**Prompt:** Reproduce each of the following entries word for word, keeping every line unchanged.

**Materials provided:**
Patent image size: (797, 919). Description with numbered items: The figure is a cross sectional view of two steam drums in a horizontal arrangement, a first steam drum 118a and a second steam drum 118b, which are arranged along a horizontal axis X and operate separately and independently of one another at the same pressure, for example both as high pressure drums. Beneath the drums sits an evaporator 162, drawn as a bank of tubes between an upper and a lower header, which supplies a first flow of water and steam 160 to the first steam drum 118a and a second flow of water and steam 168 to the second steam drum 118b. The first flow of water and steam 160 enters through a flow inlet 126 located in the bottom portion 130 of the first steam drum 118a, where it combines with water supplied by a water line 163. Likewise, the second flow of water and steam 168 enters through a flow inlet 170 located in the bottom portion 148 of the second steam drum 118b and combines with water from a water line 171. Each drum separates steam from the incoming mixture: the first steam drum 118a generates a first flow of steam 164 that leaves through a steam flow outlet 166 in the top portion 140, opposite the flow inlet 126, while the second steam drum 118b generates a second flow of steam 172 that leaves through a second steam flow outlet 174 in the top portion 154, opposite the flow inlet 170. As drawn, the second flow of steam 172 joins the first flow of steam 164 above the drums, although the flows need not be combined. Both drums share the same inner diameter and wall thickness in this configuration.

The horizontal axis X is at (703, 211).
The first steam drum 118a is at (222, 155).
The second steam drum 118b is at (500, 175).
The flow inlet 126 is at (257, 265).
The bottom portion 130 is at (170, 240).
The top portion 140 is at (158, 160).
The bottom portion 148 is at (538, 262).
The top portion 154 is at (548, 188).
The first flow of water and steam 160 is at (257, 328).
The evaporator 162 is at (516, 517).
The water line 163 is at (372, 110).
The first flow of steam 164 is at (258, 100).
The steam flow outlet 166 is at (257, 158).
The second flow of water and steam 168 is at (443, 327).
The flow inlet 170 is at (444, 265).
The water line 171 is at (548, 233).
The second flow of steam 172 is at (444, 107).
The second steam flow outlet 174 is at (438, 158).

**Written reply:**
Patent image size: (797, 919). Description with numbered items: The figure is a cross sectional view of two steam drums in a horizontal arrangement, a first steam drum 118a and a second steam drum 118b, which are arranged along a horizontal axis X and operate separately and independently of one another at the same pressure, for example both as high pressure drums. Beneath the drums sits an evaporator 162, drawn as a bank of tubes between an upper and a lower header, which supplies a first flow of water and steam 160 to the first steam drum 118a and a second flow of water and steam 168 to the second steam drum 118b. The first flow of water and steam 160 enters through a flow inlet 126 located in the bottom portion 130 of the first steam drum 118a, where it combines with water supplied by a water line 163. Likewise, the second flow of water and steam 168 enters through a flow inlet 170 located in the bottom portion 148 of the second steam drum 118b and combines with water from a water line 171. Each drum separates steam from the incoming mixture: the first steam drum 118a generates a first flow of steam 164 that leaves through a steam flow outlet 166 in the top portion 140, opposite the flow inlet 126, while the second steam drum 118b generates a second flow of steam 172 that leaves through a second steam flow outlet 174 in the top portion 154, opposite the flow inlet 170. As drawn, the second flow of steam 172 joins the first flow of steam 164 above the drums, although the flows need not be combined. Both drums share the same inner diameter and wall thickness in this configuration.

The horizontal axis X is at (703, 211).
The first steam drum 118a is at (222, 155).
The second steam drum 118b is at (500, 175).
The flow inlet 126 is at (257, 265).
The bottom portion 130 is at (170, 240).
The top portion 140 is at (158, 160).
The bottom portion 148 is at (538, 262).
The top portion 154 is at (548, 188).
The first flow of water and steam 160 is at (257, 328).
The evaporator 162 is at (516, 517).
The water line 163 is at (372, 110).
The first flow of steam 164 is at (258, 100).
The steam flow outlet 166 is at (257, 158).
The second flow of water and steam 168 is at (443, 327).
The flow inlet 170 is at (444, 265).
The water line 171 is at (548, 233).
The second flow of steam 172 is at (444, 107).
The second steam flow outlet 174 is at (438, 158).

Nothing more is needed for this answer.